__文書の抜粋__.

******************************

1)京都大学医学部附属病院放射線部
2)Gastroenterology and Hepatology Pancreas Research Group, Mayo Clinic
3)東芝メディカルシステムズ
小泉幸司 1)、鮫島季美子 1)、板坂有 1)、松田晃 1)、東村享治 1)、辻喜久 2)、森下康之 3)
デジタルファントムを用い、CT画像の画質が膵Perfusion CT解析結果に及ぼす影響を検討する。
使用機器は64列型X線CT装置、32φ水ファントム(ともに東芝メディカル社製)および自作デジタルファントム(1.肝臓、2.脾臓、3.門脈、4.大動脈、5.正常膵臓、および6.異常膵臓、の6か所において、1秒間隔で40秒間dynamicにCT値が変化する)。
水ファントムを異なった撮像条件で撮像し、デジタルファントムに加算し、16種類の異なるPerfusion解析用データセットを作成した(S.D.=72~8)。作成されたデータセットをsingle input maximum slope法を用いて解析、カラーマップを視覚的評価およびROIを設定し、Af :Arterial flowを計測した。
S.D.=72の解析ではカラーマップ上において、異常膵臓(血流低下部位)の形状が崩れ、境界が不明瞭であったが、S.D.=44以下では視覚的な差異は認めなかった。Afは正常膵臓では68.0-61.8、(mean65.8)ml/min/100ml、異常膵臓では37.8-30.2、(mean35.2)ml/min/100mlであった。
今回モーションおよびストリークアーチファクトについては検討していない。Afに関しては画像S.D.が大きい場合にばらつきが認められたが臨床的意義については未検討である。本検討において限られた条件下ではあるがデジタルファントムを用いて、膵Perfusion CT解析における影響を確認した。今後体格に応じた撮像条件を決定する上で指標となるような結果を導くことが出来た。

******************************

__作業課題__.
次の1.～3.の記述が上の抄録の内容と一致するかを、それぞれはいかいいえで答え、判断の決め手となる抄録の語句をそのまま引用せよ。
1. 作成したPerfusion解析用データセットは16種類である。
2. S.D.=44以下でもカラーマップ上に視覚的な差異が認められた。
3. 今回の検討ではモーションアーチファクトも検討対象とした。

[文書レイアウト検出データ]
******************************

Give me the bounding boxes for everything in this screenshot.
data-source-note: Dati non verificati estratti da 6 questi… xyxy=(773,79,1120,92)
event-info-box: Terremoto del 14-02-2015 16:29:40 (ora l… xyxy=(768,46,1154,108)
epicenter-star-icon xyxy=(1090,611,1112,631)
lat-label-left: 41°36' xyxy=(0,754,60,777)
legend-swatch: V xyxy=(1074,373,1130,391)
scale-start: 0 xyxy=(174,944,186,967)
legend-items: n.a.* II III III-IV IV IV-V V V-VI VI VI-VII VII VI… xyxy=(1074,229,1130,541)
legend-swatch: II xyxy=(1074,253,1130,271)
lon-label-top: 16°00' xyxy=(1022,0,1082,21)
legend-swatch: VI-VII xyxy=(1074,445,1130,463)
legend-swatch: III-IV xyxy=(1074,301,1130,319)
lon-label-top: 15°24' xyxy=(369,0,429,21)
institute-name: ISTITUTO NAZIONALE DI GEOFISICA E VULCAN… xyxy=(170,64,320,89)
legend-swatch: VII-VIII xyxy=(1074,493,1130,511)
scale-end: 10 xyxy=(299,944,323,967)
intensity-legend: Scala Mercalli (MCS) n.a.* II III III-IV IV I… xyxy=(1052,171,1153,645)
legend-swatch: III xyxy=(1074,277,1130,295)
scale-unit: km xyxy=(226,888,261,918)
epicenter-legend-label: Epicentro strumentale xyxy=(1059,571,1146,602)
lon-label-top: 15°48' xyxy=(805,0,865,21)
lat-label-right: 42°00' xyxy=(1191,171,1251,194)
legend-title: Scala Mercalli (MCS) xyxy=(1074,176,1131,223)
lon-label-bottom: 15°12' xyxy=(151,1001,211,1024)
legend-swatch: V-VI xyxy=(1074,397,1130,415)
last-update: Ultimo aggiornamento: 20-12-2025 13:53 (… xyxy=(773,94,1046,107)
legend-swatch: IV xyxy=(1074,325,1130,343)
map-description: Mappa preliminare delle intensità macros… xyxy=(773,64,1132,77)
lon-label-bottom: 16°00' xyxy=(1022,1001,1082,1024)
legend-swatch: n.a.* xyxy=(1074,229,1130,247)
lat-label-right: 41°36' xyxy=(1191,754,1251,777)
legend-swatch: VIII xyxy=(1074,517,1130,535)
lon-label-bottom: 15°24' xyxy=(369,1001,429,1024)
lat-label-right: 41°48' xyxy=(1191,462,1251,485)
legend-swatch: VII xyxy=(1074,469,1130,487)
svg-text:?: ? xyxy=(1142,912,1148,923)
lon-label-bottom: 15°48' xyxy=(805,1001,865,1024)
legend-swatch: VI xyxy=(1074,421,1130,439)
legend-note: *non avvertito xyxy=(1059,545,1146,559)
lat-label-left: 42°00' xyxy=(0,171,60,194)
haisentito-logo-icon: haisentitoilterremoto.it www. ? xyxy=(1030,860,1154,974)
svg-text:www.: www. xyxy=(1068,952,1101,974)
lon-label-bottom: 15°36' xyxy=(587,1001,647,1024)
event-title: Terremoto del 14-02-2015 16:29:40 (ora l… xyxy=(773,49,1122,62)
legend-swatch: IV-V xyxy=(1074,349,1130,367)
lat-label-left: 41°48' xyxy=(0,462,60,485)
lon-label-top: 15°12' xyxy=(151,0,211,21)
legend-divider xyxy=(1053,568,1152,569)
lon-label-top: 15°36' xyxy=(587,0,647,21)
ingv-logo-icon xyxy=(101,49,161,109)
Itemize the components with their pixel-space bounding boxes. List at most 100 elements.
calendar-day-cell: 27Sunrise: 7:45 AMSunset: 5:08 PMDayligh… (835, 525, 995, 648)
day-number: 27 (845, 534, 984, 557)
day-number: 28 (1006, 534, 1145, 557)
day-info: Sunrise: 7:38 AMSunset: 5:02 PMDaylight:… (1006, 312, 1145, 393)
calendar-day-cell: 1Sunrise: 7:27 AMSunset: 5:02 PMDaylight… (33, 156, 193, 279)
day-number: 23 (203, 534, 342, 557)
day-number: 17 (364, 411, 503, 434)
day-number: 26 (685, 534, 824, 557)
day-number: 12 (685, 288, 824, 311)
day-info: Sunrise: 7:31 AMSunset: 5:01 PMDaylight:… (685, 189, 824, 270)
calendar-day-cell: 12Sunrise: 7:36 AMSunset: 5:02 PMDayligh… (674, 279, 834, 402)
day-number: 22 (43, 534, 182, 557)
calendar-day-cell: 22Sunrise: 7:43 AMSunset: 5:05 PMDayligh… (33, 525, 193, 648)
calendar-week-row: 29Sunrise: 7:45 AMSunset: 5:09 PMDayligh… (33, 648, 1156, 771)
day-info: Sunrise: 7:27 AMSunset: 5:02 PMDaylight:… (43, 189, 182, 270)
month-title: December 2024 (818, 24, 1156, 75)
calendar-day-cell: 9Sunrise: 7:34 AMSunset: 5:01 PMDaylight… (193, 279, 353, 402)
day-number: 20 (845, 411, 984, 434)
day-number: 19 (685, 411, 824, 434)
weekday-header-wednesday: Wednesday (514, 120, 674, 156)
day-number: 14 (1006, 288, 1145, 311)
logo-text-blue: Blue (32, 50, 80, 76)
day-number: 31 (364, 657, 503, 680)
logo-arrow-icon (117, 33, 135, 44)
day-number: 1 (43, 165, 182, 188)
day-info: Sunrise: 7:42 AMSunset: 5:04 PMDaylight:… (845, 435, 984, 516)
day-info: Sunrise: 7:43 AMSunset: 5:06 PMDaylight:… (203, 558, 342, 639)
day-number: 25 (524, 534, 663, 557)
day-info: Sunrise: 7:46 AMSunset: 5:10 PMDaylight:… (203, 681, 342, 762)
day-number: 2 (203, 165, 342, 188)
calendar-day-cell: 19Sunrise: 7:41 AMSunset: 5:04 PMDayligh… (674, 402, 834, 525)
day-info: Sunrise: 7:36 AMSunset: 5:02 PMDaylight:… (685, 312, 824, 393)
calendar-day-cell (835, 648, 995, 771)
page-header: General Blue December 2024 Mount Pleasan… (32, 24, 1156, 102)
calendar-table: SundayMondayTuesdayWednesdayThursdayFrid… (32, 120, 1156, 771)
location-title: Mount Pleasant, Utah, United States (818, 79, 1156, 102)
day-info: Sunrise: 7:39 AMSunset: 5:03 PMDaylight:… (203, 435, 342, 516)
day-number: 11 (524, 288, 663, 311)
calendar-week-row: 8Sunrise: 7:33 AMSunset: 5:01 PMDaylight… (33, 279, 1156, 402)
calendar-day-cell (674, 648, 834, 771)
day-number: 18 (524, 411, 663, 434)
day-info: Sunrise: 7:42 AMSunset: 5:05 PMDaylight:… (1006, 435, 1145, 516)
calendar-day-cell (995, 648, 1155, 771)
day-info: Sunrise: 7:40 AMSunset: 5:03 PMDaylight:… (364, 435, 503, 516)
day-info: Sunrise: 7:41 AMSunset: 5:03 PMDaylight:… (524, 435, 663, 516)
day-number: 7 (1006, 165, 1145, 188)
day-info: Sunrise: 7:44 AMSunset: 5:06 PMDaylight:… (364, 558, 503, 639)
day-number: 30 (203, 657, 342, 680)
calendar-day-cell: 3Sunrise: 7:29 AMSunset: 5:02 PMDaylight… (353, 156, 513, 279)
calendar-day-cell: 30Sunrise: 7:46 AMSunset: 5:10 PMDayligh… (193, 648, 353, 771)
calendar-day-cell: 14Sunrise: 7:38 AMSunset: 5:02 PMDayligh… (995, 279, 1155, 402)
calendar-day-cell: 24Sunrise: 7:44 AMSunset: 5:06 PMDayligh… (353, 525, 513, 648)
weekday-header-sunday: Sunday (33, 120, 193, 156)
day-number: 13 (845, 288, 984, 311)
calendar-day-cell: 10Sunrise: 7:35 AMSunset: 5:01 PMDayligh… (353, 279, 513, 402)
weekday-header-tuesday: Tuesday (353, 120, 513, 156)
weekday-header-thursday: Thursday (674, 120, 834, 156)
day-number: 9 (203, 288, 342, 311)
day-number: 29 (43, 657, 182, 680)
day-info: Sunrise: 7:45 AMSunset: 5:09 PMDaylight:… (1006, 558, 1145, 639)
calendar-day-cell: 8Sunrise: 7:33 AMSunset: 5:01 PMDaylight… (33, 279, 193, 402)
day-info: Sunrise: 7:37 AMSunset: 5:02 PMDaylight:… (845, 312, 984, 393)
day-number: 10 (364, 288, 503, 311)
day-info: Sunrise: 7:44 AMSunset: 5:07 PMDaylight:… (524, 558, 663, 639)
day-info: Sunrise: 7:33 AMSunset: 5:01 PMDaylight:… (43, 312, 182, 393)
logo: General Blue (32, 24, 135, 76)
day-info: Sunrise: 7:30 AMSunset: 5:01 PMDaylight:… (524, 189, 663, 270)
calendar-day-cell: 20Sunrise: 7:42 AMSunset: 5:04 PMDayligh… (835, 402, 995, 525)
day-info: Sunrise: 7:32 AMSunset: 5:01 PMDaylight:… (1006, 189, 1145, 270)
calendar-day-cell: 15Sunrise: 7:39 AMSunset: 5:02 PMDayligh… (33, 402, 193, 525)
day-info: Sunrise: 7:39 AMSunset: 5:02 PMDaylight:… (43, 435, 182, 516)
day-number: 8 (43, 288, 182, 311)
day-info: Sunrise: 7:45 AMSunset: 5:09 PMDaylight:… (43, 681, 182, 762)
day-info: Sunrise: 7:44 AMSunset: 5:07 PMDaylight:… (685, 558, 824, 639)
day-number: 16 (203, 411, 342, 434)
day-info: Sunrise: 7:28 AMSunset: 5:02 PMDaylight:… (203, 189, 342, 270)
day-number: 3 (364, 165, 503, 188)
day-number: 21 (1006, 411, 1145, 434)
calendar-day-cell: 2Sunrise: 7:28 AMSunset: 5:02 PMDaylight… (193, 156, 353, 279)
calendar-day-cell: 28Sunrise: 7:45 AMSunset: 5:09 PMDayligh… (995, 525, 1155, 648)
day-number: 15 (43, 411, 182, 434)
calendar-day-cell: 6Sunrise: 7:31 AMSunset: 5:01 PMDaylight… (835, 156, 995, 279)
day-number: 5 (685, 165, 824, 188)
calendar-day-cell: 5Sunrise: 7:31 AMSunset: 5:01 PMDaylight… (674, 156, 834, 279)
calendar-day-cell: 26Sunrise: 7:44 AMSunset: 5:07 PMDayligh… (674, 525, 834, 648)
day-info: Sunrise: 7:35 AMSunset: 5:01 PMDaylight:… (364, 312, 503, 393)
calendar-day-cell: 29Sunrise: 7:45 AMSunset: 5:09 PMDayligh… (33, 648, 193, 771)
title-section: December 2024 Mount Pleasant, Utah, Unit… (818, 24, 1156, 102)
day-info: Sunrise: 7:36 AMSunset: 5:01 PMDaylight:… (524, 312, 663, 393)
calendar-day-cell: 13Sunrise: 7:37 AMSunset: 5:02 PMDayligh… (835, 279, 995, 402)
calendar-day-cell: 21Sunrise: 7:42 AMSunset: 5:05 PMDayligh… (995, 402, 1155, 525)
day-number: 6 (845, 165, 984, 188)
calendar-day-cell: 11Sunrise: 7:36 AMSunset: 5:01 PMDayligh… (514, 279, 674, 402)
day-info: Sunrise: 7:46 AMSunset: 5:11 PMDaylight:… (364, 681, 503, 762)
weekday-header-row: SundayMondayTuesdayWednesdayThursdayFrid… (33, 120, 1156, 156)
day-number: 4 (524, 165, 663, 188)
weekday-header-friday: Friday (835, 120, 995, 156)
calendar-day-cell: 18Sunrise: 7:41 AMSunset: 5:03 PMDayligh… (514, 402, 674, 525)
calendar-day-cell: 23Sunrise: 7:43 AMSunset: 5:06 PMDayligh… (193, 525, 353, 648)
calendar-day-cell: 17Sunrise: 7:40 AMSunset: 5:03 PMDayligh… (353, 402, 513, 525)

******************************

__課題の解答__.
1. はい 「16種類の異なるPerfusion解析用データセットを作成した」
2. いいえ 「S.D.=44以下では視覚的な差異は認めなかった」
3. いいえ 「今回モーションおよびストリークアーチファクトについては検討していない」